Exercise | Scan the data below for the string "الإسلام". Show every line where it turns up.

(Collected data)
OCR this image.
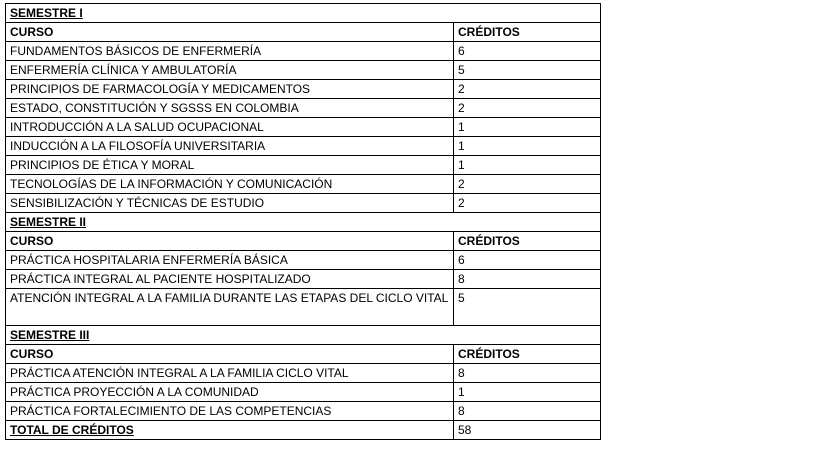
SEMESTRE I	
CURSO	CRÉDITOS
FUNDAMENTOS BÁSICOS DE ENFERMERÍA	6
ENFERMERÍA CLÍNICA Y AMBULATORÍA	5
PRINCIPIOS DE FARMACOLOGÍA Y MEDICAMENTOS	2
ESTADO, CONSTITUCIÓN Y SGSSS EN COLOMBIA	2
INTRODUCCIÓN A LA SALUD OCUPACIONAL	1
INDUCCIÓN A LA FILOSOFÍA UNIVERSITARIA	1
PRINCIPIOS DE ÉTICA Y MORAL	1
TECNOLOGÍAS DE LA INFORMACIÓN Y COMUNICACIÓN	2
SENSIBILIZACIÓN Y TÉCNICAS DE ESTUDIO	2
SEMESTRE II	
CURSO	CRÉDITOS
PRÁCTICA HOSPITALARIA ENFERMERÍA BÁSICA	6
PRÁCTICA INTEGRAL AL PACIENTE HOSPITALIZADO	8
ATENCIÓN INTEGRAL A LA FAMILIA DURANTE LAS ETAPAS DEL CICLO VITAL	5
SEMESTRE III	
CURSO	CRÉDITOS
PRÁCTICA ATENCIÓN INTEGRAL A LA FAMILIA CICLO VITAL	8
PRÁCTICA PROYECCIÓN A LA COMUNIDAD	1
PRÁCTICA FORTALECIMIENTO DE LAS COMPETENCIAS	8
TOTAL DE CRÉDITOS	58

==

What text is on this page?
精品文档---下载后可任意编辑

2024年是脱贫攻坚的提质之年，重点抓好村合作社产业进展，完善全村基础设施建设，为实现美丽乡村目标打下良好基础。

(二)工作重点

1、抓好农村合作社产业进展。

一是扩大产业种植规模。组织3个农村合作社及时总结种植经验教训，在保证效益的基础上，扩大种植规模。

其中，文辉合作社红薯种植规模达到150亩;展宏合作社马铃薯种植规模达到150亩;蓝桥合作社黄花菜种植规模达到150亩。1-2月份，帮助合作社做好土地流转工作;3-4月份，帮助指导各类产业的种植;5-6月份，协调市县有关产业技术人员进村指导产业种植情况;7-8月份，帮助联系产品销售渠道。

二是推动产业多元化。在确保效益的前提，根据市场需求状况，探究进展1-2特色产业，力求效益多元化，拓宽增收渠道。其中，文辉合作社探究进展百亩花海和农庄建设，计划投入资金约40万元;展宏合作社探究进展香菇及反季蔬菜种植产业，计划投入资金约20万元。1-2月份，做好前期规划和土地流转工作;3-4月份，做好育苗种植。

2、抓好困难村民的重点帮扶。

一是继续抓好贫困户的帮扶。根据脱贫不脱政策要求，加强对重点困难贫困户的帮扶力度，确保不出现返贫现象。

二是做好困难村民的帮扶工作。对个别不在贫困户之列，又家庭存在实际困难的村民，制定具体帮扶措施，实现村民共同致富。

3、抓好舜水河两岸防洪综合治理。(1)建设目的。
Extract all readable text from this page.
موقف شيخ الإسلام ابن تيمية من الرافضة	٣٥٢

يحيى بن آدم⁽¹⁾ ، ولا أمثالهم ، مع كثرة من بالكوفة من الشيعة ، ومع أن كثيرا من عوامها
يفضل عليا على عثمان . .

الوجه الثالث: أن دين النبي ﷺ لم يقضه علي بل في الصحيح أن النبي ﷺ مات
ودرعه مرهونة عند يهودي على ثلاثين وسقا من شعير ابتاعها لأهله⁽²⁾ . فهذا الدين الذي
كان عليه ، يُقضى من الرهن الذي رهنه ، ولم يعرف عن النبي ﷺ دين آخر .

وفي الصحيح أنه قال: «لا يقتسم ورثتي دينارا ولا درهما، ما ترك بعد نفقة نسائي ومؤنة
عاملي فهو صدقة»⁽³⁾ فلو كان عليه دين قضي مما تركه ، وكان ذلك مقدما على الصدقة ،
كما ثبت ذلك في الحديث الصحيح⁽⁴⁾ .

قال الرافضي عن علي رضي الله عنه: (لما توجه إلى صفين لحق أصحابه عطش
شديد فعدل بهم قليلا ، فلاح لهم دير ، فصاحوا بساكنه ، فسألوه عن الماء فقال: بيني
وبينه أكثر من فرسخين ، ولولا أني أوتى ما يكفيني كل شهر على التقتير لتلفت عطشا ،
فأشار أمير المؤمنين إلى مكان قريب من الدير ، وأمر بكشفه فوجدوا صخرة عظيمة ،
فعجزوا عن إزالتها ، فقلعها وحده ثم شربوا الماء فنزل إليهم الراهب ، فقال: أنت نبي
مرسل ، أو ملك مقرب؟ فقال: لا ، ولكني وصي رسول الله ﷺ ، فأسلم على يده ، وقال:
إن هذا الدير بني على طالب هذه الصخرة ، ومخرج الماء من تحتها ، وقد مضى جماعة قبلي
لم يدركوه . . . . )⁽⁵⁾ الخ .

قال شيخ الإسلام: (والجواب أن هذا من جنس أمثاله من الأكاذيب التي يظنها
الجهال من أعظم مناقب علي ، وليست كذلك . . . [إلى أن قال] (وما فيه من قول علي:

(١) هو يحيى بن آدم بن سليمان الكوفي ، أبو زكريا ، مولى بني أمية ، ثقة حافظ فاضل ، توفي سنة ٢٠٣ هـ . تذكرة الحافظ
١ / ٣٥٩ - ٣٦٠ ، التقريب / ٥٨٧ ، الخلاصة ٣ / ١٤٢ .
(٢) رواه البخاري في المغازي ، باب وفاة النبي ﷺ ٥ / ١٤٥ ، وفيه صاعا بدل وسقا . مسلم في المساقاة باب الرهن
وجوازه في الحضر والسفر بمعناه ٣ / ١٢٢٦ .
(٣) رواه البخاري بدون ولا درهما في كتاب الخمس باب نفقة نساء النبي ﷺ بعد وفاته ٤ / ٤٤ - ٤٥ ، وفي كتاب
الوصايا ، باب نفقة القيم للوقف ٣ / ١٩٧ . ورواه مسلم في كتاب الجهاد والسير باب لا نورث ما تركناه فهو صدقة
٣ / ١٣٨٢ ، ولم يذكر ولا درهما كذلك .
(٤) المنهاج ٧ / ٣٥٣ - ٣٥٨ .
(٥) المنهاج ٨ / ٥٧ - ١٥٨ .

==

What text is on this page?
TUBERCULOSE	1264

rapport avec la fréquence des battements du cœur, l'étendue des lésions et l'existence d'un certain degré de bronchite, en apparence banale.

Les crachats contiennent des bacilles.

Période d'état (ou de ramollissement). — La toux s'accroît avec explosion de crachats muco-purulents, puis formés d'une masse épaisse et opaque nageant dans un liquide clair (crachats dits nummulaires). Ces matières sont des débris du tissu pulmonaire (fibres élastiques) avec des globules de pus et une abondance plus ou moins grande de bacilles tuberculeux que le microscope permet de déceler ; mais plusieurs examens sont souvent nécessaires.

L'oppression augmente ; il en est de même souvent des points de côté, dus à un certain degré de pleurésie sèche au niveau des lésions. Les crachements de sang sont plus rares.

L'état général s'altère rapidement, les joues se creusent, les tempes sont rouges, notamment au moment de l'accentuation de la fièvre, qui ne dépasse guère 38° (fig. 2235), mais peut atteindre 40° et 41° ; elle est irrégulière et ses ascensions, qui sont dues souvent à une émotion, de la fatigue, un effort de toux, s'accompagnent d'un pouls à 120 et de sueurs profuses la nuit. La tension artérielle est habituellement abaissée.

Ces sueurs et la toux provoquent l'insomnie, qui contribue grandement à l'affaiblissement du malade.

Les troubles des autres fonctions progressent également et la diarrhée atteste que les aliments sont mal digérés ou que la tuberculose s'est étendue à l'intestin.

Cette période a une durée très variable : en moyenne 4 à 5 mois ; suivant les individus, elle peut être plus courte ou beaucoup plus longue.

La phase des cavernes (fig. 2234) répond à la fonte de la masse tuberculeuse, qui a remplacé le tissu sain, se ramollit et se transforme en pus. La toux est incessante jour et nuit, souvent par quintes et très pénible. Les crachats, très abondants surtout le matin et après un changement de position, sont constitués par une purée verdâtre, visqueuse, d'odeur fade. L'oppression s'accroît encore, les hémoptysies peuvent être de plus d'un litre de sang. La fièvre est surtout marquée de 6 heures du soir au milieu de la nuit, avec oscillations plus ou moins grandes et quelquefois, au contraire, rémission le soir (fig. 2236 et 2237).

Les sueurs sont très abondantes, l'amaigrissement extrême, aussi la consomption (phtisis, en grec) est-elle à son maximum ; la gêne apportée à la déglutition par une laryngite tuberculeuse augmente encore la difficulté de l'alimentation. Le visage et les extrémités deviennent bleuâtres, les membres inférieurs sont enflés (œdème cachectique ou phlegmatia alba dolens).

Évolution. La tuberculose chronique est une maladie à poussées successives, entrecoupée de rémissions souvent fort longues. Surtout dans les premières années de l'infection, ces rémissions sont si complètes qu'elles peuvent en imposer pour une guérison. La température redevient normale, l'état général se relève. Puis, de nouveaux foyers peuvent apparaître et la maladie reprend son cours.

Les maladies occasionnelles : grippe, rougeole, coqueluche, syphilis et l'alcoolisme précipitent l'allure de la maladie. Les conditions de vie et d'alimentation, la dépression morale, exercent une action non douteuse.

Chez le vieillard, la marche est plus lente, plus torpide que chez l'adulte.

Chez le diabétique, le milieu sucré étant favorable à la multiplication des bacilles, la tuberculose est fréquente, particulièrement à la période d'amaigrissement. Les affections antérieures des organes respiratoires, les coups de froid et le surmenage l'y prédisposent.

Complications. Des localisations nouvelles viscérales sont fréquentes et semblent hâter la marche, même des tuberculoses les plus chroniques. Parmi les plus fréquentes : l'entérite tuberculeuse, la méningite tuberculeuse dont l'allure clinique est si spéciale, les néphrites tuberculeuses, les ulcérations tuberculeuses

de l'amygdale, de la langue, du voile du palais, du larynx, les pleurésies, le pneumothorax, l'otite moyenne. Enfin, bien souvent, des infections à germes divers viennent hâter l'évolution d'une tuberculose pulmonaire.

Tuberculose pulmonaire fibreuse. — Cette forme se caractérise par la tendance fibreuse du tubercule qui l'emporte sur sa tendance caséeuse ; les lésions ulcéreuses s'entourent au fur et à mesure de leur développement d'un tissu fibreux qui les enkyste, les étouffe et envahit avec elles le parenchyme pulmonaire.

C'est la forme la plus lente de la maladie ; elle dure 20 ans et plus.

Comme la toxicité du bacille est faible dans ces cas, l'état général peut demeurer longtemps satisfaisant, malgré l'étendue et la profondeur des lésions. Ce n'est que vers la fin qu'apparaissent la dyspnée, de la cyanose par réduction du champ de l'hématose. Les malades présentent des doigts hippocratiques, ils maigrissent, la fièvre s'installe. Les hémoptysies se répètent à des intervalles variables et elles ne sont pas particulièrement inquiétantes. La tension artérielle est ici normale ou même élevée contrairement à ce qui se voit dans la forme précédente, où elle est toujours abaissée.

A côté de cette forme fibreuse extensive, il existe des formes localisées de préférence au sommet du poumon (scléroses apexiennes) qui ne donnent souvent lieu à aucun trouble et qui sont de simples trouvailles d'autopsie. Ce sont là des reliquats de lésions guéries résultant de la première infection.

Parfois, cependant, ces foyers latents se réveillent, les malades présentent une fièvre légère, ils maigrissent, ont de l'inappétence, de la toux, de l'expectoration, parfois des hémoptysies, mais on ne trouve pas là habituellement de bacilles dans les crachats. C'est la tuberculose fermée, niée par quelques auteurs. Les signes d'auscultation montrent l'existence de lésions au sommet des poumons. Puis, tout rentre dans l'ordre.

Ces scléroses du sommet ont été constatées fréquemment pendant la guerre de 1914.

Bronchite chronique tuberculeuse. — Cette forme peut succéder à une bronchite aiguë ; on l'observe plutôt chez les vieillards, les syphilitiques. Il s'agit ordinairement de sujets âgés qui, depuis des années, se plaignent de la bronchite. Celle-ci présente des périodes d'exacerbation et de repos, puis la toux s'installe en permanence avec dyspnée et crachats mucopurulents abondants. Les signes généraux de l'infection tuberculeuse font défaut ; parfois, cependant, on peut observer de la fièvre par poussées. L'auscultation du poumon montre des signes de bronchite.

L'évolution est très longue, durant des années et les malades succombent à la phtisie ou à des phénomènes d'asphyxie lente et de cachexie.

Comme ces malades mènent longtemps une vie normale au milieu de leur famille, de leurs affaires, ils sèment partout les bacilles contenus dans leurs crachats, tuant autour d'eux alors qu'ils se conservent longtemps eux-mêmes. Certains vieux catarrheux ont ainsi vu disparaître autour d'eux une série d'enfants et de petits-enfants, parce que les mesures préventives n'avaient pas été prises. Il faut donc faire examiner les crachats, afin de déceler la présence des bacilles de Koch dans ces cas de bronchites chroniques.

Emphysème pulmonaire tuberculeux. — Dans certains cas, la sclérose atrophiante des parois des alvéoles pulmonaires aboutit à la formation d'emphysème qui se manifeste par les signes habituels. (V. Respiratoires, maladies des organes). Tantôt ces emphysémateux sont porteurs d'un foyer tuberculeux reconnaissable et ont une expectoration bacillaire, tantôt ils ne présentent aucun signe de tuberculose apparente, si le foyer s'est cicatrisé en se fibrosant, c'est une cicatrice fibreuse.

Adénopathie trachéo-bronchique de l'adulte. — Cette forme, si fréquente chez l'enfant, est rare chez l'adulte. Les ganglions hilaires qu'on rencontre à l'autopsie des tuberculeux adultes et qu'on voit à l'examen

Problem solution |
موقف شيخ الإسلام ابن تيمية من الرافضة	٣٥٢
قال شيخ الإسلام: (والجواب أن هذا من جنس أمثاله من الأكاذيب التي يظنها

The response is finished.